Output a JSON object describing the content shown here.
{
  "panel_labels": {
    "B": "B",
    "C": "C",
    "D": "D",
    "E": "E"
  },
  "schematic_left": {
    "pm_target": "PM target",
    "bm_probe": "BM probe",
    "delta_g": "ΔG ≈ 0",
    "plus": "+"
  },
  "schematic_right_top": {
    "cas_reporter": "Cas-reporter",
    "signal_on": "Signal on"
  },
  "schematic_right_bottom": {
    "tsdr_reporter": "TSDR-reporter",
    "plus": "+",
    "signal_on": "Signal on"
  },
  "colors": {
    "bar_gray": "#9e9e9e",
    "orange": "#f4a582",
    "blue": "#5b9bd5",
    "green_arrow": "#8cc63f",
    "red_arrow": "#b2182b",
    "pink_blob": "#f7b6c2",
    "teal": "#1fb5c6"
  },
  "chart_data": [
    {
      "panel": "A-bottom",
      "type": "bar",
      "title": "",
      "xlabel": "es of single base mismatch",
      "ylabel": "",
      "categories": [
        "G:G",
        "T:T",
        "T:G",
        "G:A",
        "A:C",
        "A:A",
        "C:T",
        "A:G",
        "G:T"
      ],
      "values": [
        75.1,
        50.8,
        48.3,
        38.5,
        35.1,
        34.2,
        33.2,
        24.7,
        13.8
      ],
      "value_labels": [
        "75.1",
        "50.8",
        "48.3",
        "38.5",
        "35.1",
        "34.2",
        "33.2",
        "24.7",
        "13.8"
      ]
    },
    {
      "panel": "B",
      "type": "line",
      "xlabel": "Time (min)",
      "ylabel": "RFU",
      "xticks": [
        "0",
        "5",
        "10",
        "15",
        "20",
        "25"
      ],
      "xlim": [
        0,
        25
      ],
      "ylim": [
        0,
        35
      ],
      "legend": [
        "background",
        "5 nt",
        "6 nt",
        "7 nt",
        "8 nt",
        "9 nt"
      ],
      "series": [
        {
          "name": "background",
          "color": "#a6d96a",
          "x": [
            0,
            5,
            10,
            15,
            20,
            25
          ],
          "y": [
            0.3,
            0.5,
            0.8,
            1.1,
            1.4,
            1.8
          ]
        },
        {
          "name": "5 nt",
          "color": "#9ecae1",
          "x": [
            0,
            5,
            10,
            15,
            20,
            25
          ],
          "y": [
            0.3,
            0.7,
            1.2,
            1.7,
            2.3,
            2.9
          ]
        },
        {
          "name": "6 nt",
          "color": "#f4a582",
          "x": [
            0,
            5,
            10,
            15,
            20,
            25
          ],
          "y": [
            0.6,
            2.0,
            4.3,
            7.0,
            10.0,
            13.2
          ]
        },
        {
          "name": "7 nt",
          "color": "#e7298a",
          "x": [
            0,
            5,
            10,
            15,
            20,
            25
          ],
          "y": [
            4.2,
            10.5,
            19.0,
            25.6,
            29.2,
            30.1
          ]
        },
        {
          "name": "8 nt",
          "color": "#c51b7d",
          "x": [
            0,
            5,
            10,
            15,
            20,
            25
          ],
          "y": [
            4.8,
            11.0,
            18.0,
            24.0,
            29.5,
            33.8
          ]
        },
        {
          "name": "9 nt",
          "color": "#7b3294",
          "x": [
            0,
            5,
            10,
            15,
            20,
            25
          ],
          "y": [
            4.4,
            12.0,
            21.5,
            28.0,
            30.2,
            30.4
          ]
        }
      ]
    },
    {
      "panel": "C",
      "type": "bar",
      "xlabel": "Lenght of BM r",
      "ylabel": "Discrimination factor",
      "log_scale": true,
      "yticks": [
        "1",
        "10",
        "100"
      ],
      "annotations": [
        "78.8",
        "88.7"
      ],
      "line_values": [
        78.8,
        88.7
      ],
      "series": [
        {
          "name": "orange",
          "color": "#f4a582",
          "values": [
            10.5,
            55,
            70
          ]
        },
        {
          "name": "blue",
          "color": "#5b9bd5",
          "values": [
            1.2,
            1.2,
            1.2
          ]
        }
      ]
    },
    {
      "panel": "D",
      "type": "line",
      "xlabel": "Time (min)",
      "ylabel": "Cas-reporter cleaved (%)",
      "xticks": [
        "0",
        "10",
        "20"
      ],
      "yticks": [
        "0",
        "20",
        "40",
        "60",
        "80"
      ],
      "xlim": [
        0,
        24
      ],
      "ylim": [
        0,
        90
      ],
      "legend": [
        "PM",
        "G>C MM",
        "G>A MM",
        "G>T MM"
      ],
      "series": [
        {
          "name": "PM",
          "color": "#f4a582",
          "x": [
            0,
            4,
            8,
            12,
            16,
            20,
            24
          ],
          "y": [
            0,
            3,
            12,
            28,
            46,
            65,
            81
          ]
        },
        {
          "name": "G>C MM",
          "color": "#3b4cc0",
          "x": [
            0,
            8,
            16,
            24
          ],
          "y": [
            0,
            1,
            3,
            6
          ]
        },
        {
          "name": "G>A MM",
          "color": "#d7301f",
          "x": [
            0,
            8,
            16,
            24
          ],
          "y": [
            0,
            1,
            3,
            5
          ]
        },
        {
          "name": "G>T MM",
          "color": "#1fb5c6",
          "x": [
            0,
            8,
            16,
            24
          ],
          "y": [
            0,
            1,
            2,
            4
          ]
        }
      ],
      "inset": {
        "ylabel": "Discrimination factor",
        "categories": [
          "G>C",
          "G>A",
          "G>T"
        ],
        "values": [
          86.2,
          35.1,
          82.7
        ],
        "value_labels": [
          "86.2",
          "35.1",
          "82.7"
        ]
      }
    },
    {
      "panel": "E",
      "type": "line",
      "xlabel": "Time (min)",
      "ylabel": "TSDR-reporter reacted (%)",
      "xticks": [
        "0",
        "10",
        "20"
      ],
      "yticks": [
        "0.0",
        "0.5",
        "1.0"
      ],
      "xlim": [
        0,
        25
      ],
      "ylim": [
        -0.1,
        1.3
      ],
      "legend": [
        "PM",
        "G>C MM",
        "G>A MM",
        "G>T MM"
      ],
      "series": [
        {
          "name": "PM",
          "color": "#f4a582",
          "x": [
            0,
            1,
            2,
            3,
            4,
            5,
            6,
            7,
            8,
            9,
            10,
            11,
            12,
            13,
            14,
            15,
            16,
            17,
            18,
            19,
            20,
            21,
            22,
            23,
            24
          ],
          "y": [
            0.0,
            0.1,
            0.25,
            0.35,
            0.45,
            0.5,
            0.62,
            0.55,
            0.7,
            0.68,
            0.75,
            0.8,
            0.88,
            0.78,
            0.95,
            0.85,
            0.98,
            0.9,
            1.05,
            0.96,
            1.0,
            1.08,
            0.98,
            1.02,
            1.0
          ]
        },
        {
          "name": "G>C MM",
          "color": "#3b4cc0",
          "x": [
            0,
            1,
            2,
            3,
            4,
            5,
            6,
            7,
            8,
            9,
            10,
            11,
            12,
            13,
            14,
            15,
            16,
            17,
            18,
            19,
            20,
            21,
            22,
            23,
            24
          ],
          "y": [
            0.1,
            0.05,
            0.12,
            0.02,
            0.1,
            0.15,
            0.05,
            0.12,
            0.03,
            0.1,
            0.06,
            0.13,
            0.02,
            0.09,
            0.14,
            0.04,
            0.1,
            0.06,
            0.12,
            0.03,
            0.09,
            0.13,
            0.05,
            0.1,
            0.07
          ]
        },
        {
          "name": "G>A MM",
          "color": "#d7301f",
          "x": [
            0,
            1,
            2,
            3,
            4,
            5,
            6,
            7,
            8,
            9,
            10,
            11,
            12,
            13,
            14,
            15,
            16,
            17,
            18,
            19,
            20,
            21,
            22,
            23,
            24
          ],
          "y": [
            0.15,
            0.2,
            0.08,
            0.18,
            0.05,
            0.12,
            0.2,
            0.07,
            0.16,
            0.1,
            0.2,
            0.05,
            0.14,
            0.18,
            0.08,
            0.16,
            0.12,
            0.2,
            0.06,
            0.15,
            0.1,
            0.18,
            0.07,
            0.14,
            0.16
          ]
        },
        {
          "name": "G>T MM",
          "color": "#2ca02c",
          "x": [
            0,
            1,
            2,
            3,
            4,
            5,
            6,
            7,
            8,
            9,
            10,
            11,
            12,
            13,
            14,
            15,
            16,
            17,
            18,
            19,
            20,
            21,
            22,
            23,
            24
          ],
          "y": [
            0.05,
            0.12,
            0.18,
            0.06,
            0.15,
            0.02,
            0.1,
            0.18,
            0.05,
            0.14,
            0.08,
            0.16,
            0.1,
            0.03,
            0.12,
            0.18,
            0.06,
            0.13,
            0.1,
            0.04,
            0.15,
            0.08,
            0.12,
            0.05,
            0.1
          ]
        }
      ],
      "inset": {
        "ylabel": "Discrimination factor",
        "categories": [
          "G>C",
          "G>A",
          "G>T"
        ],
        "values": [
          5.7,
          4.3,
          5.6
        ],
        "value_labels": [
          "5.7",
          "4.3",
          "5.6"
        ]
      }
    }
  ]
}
● ● ● ● ●
• [Written request]
Look through the records and gather each line with the word "reporter".

• [Final result]
    "cas_reporter": "Cas-reporter",
    "tsdr_reporter": "TSDR-reporter",
      "ylabel": "Cas-reporter cleaved (%)",
      "ylabel": "TSDR-reporter reacted (%)",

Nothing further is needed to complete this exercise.